Requirements ▸
The answer is one number: how many lines hold the string "학부모위원".

^^^^^^^^^^^^^^^^

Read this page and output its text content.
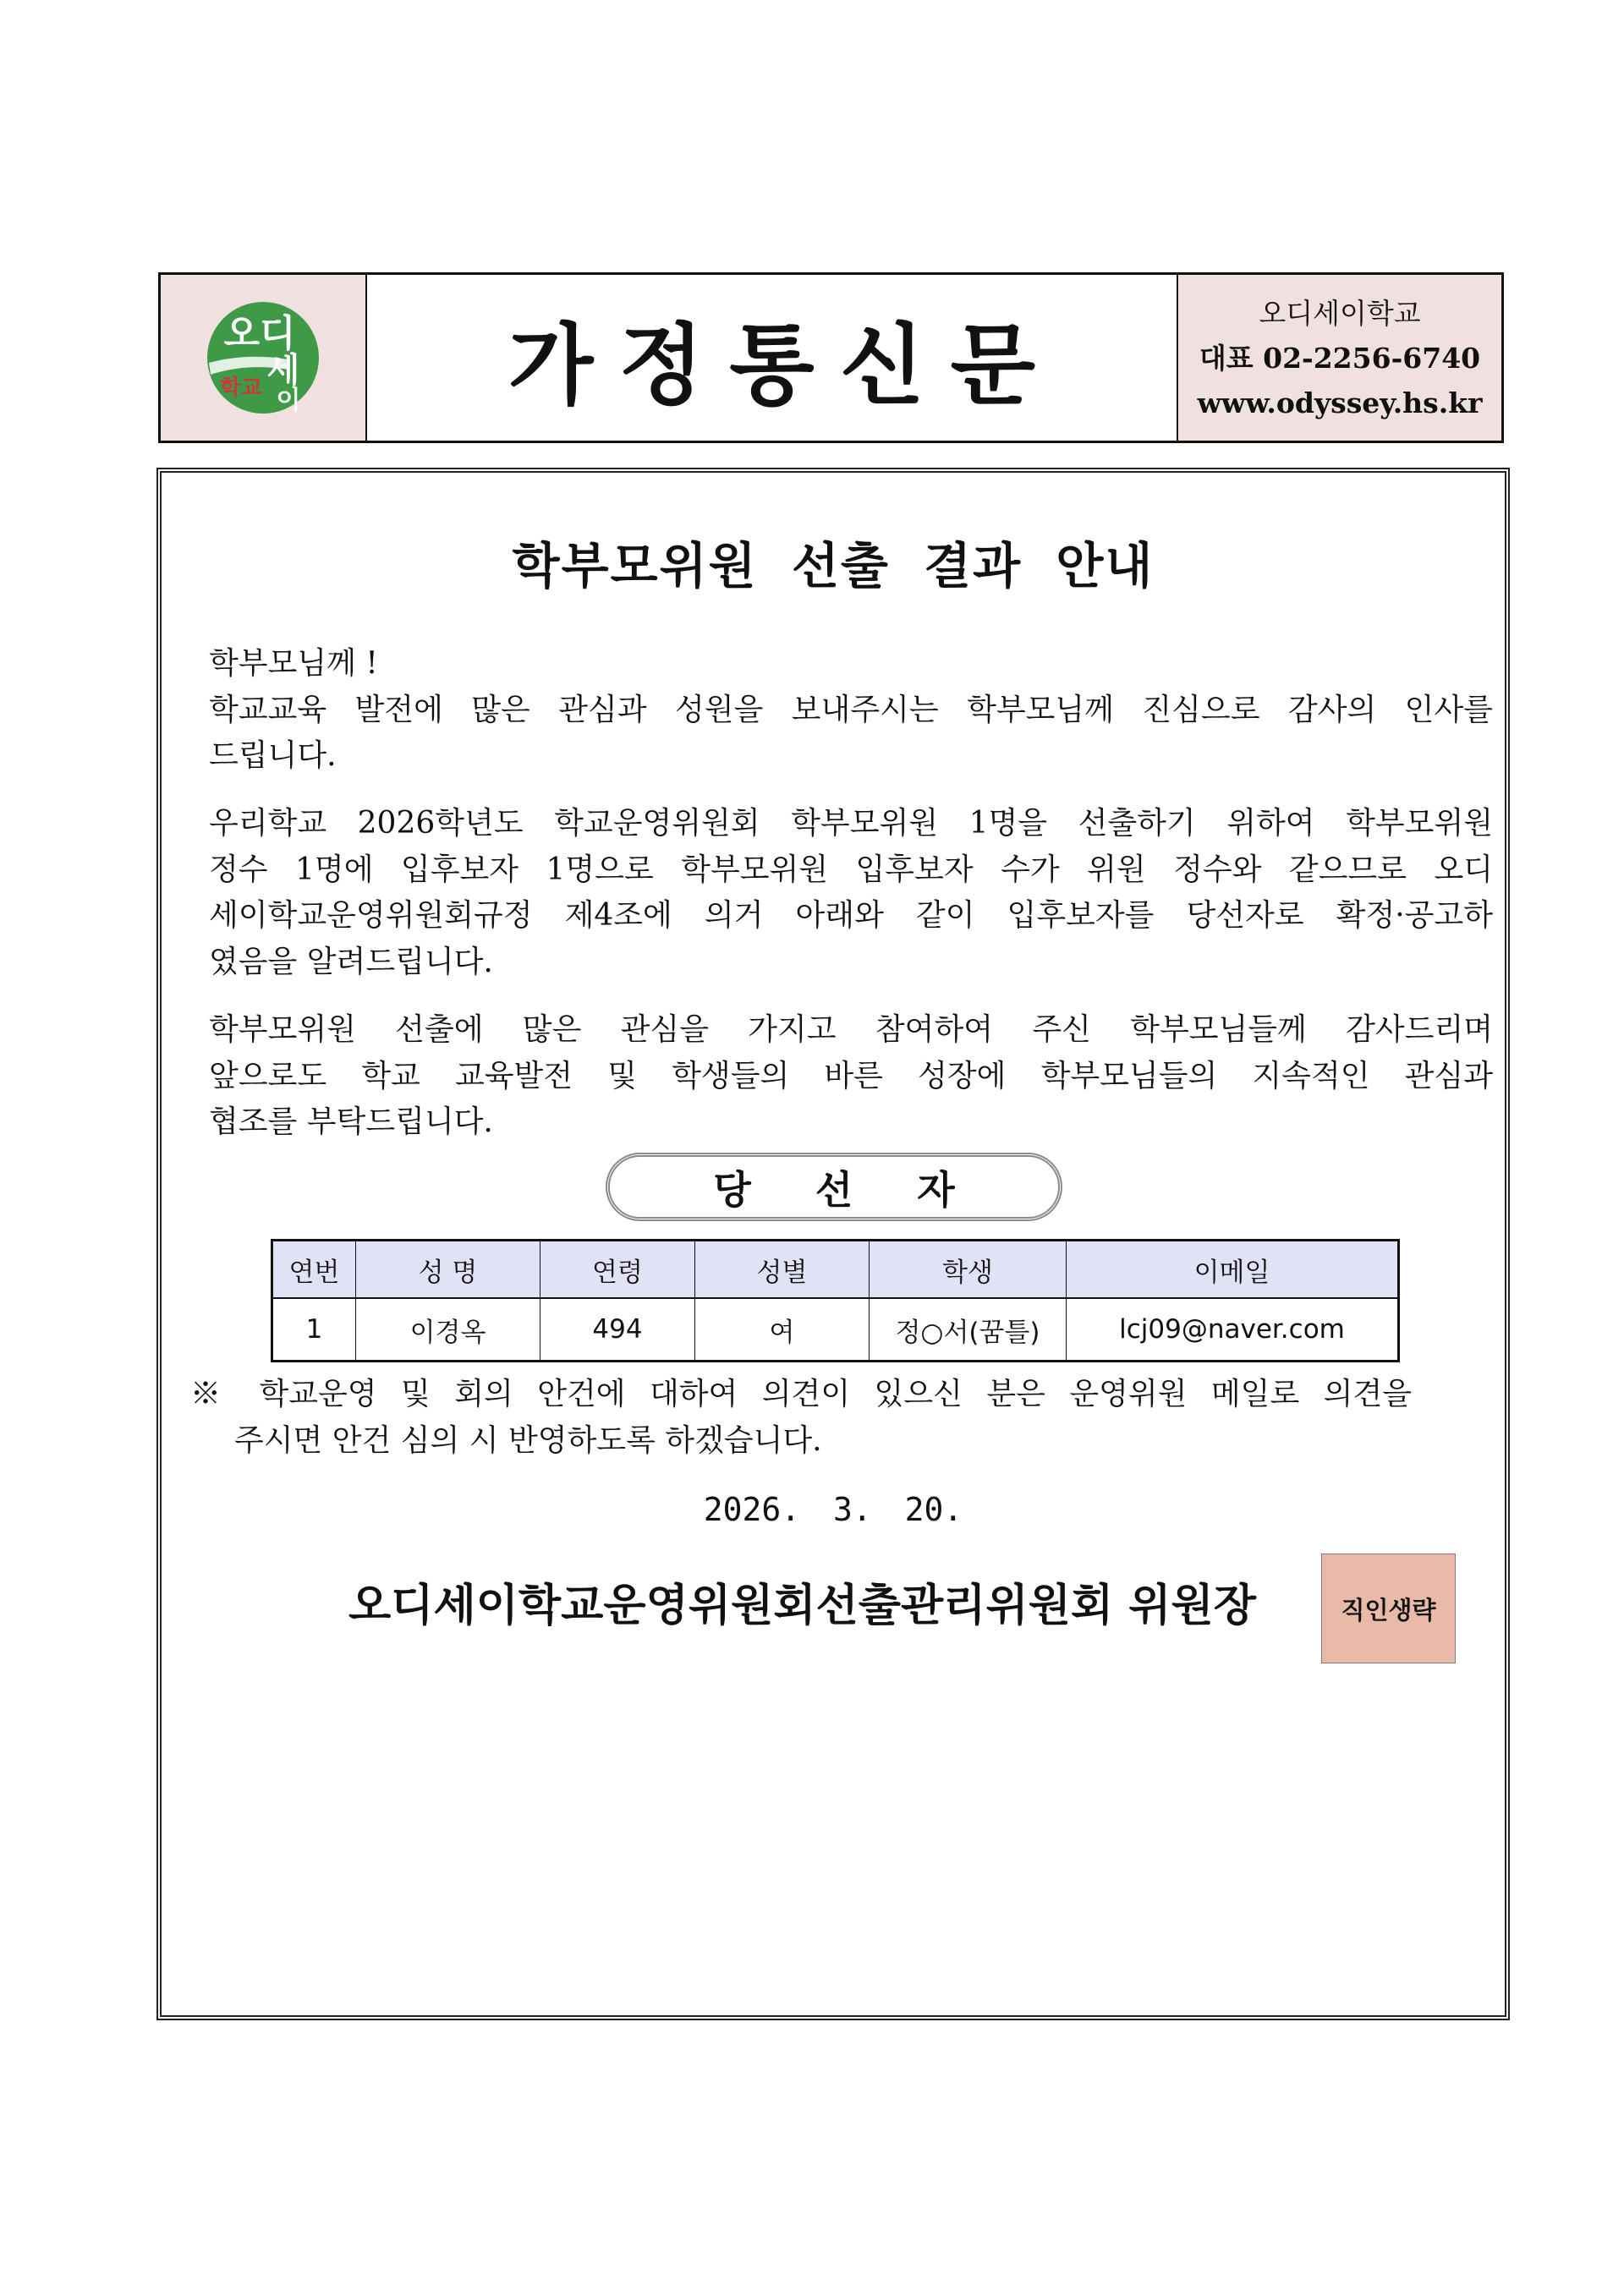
오디
세
이
학교	가 정 통 신 문
오디세이학교
대표 02-2256-6740
www.odyssey.hs.kr
학부모위원 선출 결과 안내
학부모님께 !
학교교육 발전에 많은 관심과 성원을 보내주시는 학부모님께 진심으로 감사의 인사를
드립니다.
우리학교 2026학년도 학교운영위원회 학부모위원 1명을 선출하기 위하여 학부모위원
정수 1명에 입후보자 1명으로 학부모위원 입후보자 수가 위원 정수와 같으므로 오디
세이학교운영위원회규정 제4조에 의거 아래와 같이 입후보자를 당선자로 확정·공고하
였음을 알려드립니다.
학부모위원 선출에 많은 관심을 가지고 참여하여 주신 학부모님들께 감사드리며
앞으로도 학교 교육발전 및 학생들의 바른 성장에 학부모님들의 지속적인 관심과
협조를 부탁드립니다.
당 선 자
연번	성 명	연령	성별	학생	이메일
1	이경옥	494	여	정○서(꿈틀)	lcj09@naver.com
※ 학교운영 및 회의 안건에 대하여 의견이 있으신 분은 운영위원 메일로 의견을
주시면 안건 심의 시 반영하도록 하겠습니다.
2026. 3. 20.
오디세이학교운영위원회선출관리위원회 위원장	직인생략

^^^^^^^^^^^^^^^^

Exercise output ▸
4